▶ [Exercise prompt] Provide only the number of lines in the listing that contain the string "Actually".

————————

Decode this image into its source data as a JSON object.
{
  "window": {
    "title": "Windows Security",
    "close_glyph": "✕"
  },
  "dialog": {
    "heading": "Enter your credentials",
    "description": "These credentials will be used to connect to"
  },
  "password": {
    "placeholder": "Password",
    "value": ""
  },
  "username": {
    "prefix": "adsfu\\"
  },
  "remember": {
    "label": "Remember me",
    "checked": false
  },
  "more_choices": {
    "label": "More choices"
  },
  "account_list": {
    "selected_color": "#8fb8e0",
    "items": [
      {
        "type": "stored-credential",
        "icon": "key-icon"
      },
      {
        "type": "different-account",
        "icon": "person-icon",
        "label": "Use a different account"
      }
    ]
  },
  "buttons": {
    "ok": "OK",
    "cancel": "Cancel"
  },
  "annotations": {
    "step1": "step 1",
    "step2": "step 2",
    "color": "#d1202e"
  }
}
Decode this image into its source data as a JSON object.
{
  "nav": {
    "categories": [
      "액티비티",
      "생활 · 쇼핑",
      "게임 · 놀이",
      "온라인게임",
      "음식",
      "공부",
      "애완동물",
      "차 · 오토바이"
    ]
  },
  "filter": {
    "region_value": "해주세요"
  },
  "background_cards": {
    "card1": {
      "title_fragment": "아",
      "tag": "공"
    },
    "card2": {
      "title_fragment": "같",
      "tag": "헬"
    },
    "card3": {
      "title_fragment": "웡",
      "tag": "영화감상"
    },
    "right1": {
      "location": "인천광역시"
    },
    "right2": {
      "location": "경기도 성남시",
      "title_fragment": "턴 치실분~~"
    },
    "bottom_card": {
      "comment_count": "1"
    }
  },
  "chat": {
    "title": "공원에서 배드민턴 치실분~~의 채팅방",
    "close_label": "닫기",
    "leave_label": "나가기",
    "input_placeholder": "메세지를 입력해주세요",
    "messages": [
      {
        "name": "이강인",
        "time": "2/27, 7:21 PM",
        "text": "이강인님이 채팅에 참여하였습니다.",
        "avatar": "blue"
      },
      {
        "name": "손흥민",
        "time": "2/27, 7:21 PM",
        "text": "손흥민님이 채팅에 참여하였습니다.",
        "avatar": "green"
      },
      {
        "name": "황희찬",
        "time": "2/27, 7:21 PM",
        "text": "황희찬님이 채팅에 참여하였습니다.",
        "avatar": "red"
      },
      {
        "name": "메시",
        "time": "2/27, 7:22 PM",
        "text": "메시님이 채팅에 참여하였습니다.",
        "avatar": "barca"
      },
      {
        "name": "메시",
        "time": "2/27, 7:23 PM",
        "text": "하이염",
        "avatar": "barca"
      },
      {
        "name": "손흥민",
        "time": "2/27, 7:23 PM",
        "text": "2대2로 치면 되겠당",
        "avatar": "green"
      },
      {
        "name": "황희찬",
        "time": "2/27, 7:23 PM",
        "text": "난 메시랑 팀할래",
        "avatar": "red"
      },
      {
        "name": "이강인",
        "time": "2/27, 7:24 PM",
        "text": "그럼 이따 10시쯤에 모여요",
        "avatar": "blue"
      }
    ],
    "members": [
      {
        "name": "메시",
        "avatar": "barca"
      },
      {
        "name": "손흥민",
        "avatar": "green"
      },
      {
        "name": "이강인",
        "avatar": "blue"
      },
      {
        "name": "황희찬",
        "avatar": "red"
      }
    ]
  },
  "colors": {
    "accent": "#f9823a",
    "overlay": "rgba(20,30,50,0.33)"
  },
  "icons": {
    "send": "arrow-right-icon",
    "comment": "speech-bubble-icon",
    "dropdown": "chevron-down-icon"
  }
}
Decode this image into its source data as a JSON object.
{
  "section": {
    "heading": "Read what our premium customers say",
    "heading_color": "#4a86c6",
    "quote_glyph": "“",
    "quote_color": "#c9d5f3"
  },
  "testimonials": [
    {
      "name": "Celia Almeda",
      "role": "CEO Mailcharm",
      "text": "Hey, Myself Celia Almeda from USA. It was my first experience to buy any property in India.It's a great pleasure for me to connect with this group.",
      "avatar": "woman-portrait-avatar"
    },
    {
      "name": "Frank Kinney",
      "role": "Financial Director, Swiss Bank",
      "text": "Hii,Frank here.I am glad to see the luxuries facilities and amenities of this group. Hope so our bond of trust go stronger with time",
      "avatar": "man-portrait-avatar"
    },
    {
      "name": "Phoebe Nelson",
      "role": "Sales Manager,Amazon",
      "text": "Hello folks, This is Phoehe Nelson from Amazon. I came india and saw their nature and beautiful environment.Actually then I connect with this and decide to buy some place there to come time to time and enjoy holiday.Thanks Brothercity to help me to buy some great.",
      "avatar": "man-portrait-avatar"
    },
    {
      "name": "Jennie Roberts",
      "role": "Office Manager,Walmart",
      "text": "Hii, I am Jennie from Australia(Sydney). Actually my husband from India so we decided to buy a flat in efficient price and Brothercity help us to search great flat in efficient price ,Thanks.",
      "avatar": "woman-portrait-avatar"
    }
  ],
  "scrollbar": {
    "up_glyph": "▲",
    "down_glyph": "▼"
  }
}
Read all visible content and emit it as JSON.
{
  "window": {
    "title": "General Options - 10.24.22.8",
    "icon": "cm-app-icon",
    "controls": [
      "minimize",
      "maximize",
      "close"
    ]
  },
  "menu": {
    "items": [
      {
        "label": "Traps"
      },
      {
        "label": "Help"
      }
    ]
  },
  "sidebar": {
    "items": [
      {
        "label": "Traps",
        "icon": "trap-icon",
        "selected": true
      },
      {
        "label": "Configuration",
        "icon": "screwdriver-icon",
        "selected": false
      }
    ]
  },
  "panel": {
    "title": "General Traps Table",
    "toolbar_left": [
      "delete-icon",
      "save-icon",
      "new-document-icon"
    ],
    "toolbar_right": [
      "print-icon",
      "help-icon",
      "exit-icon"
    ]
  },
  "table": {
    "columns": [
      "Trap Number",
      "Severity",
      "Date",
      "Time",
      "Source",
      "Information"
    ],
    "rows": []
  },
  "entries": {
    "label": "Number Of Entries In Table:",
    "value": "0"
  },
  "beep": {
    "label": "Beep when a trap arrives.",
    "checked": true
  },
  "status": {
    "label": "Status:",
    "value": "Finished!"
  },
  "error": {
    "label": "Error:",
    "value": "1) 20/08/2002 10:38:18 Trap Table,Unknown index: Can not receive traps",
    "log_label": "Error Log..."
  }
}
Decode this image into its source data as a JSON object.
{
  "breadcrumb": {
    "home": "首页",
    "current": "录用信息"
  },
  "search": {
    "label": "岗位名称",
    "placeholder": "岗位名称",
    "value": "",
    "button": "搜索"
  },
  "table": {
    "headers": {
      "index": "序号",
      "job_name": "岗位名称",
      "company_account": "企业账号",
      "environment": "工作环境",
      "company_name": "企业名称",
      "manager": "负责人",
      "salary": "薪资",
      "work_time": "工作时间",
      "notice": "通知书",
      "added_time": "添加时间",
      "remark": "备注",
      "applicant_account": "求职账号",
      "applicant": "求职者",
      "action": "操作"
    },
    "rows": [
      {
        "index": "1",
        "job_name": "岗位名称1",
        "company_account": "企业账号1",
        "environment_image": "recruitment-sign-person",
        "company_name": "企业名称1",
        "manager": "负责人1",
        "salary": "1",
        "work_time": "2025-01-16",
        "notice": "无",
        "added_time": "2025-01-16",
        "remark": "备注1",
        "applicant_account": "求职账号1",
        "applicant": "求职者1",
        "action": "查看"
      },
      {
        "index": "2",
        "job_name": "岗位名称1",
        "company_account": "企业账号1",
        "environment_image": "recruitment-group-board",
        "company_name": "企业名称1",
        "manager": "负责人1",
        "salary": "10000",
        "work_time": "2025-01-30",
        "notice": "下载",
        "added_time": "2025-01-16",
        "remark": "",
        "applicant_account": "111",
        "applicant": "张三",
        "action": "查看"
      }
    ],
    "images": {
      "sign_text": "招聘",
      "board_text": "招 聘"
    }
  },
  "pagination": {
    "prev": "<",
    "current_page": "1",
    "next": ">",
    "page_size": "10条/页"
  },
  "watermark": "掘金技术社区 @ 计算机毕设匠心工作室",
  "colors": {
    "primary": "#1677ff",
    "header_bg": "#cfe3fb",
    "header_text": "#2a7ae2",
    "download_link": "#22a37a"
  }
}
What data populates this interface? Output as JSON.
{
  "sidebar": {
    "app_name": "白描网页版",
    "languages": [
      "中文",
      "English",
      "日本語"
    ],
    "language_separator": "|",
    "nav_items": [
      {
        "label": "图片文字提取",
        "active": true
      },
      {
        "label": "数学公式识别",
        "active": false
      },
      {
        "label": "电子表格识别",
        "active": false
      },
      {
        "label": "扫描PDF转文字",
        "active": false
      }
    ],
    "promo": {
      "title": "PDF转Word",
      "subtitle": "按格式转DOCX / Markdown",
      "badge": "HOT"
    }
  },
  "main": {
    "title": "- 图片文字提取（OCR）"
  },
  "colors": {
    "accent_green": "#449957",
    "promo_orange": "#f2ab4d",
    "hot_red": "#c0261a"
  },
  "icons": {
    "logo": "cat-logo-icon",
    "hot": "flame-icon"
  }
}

————————

▶ [Written response] 2